──────── DATA TO USE ────────

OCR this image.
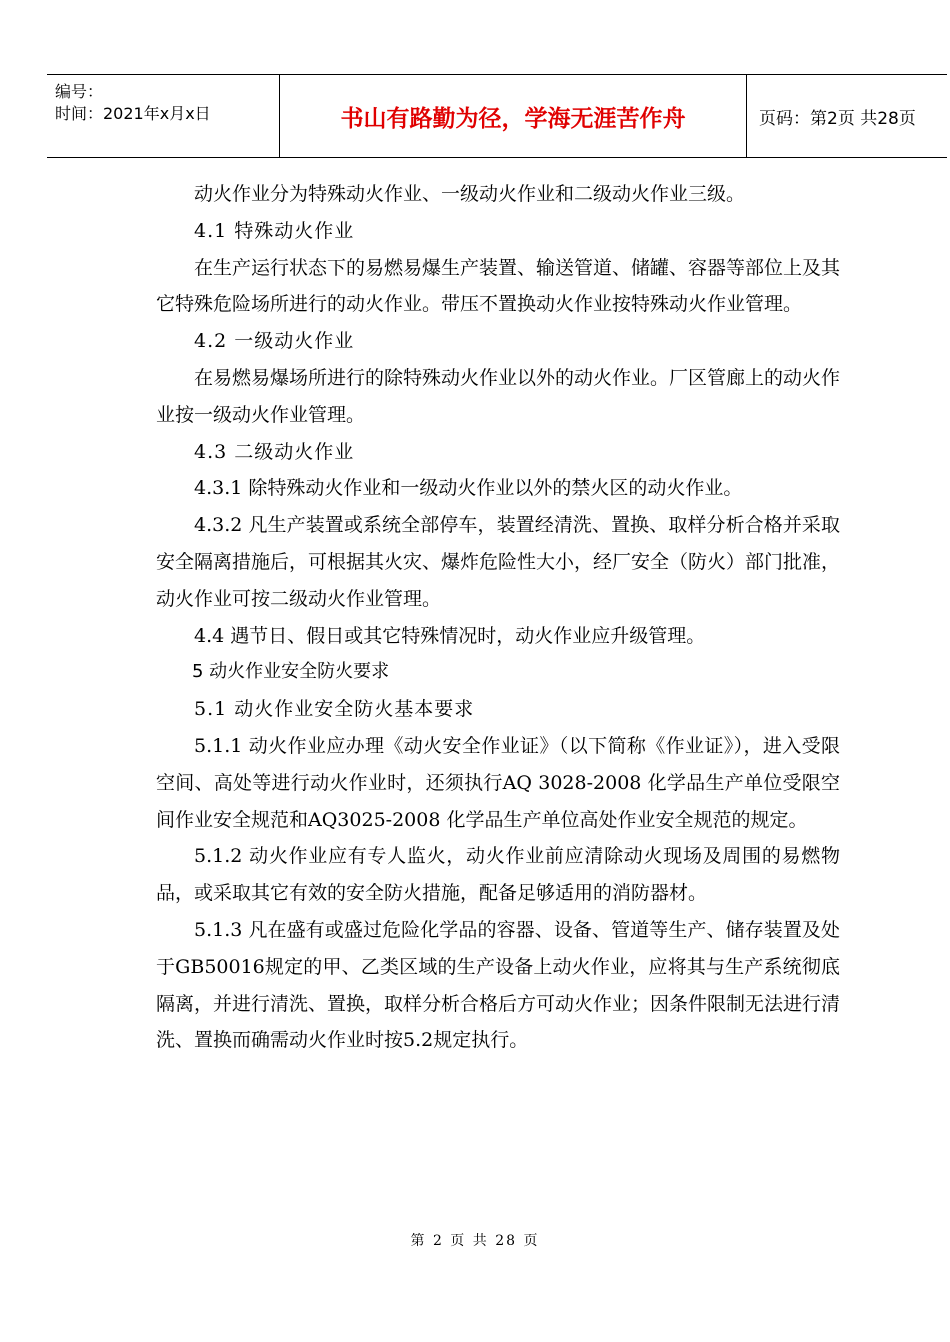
编号：
时间：2021年x月x日	书山有路勤为径，学海无涯苦作舟	页码：第2页 共28页

动火作业分为特殊动火作业、一级动火作业和二级动火作业三级。

4.1 特殊动火作业

在生产运行状态下的易燃易爆生产装置、输送管道、储罐、容器等部位上及其它特殊危险场所进行的动火作业。带压不置换动火作业按特殊动火作业管理。

4.2 一级动火作业

在易燃易爆场所进行的除特殊动火作业以外的动火作业。厂区管廊上的动火作业按一级动火作业管理。

4.3 二级动火作业

4.3.1 除特殊动火作业和一级动火作业以外的禁火区的动火作业。

4.3.2 凡生产装置或系统全部停车，装置经清洗、置换、取样分析合格并采取安全隔离措施后，可根据其火灾、爆炸危险性大小，经厂安全（防火）部门批准，动火作业可按二级动火作业管理。

4.4 遇节日、假日或其它特殊情况时，动火作业应升级管理。

5 动火作业安全防火要求

5.1 动火作业安全防火基本要求

5.1.1 动火作业应办理《动火安全作业证》（以下简称《作业证》），进入受限空间、高处等进行动火作业时，还须执行AQ 3028-2008 化学品生产单位受限空间作业安全规范和AQ3025-2008 化学品生产单位高处作业安全规范的规定。

5.1.2 动火作业应有专人监火，动火作业前应清除动火现场及周围的易燃物品，或采取其它有效的安全防火措施，配备足够适用的消防器材。

5.1.3 凡在盛有或盛过危险化学品的容器、设备、管道等生产、储存装置及处于GB50016规定的甲、乙类区域的生产设备上动火作业，应将其与生产系统彻底隔离，并进行清洗、置换，取样分析合格后方可动火作业；因条件限制无法进行清洗、置换而确需动火作业时按5.2规定执行。

第 2 页 共 28 页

────────

▶ PROMPT
Omit every picture, and otherwise quote the entries exactly.

▶ SOLUTION
OCR this image.
编号：
时间：2021年x月x日	书山有路勤为径，学海无涯苦作舟	页码：第2页 共28页

动火作业分为特殊动火作业、一级动火作业和二级动火作业三级。

4.1 特殊动火作业

在生产运行状态下的易燃易爆生产装置、输送管道、储罐、容器等部位上及其它特殊危险场所进行的动火作业。带压不置换动火作业按特殊动火作业管理。

4.2 一级动火作业

在易燃易爆场所进行的除特殊动火作业以外的动火作业。厂区管廊上的动火作业按一级动火作业管理。

4.3 二级动火作业

4.3.1 除特殊动火作业和一级动火作业以外的禁火区的动火作业。

4.3.2 凡生产装置或系统全部停车，装置经清洗、置换、取样分析合格并采取安全隔离措施后，可根据其火灾、爆炸危险性大小，经厂安全（防火）部门批准，动火作业可按二级动火作业管理。

4.4 遇节日、假日或其它特殊情况时，动火作业应升级管理。

5 动火作业安全防火要求

5.1 动火作业安全防火基本要求

5.1.1 动火作业应办理《动火安全作业证》（以下简称《作业证》），进入受限空间、高处等进行动火作业时，还须执行AQ 3028-2008 化学品生产单位受限空间作业安全规范和AQ3025-2008 化学品生产单位高处作业安全规范的规定。

5.1.2 动火作业应有专人监火，动火作业前应清除动火现场及周围的易燃物品，或采取其它有效的安全防火措施，配备足够适用的消防器材。

5.1.3 凡在盛有或盛过危险化学品的容器、设备、管道等生产、储存装置及处于GB50016规定的甲、乙类区域的生产设备上动火作业，应将其与生产系统彻底隔离，并进行清洗、置换，取样分析合格后方可动火作业；因条件限制无法进行清洗、置换而确需动火作业时按5.2规定执行。

第 2 页 共 28 页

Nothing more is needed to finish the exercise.